Exercise aim
Set down the data below without change, skipping the pictures it holds.

Stored dataset items:
----------------
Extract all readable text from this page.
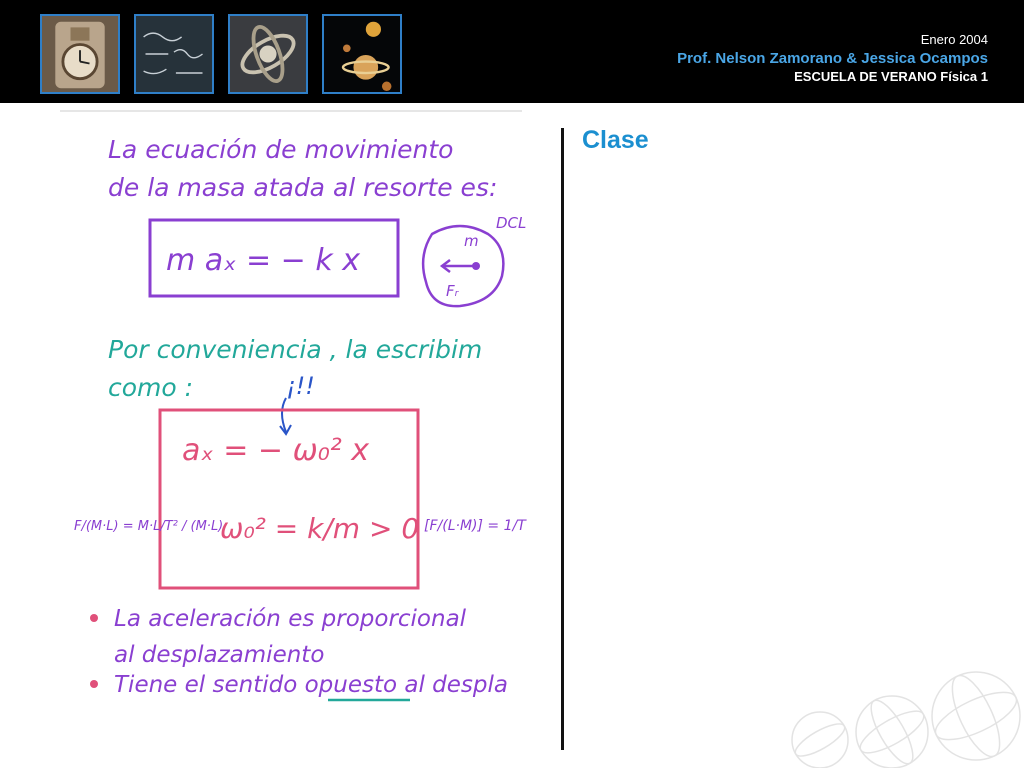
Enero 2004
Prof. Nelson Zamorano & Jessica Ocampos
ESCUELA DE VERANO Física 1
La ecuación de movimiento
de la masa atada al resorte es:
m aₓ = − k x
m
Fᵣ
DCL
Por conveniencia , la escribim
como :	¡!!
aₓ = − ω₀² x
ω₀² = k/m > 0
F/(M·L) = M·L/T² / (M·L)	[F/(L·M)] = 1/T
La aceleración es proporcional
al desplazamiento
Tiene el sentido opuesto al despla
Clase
----------------
Result
Extract all readable text from this page.
Enero 2004
Prof. Nelson Zamorano & Jessica Ocampos
ESCUELA DE VERANO Física 1
La ecuación de movimiento
de la masa atada al resorte es:
m aₓ = − k x
m
Fᵣ
DCL
Por conveniencia , la escribim
como :	¡!!
aₓ = − ω₀² x
ω₀² = k/m > 0
F/(M·L) = M·L/T² / (M·L)	[F/(L·M)] = 1/T
La aceleración es proporcional
al desplazamiento
Tiene el sentido opuesto al despla
Clase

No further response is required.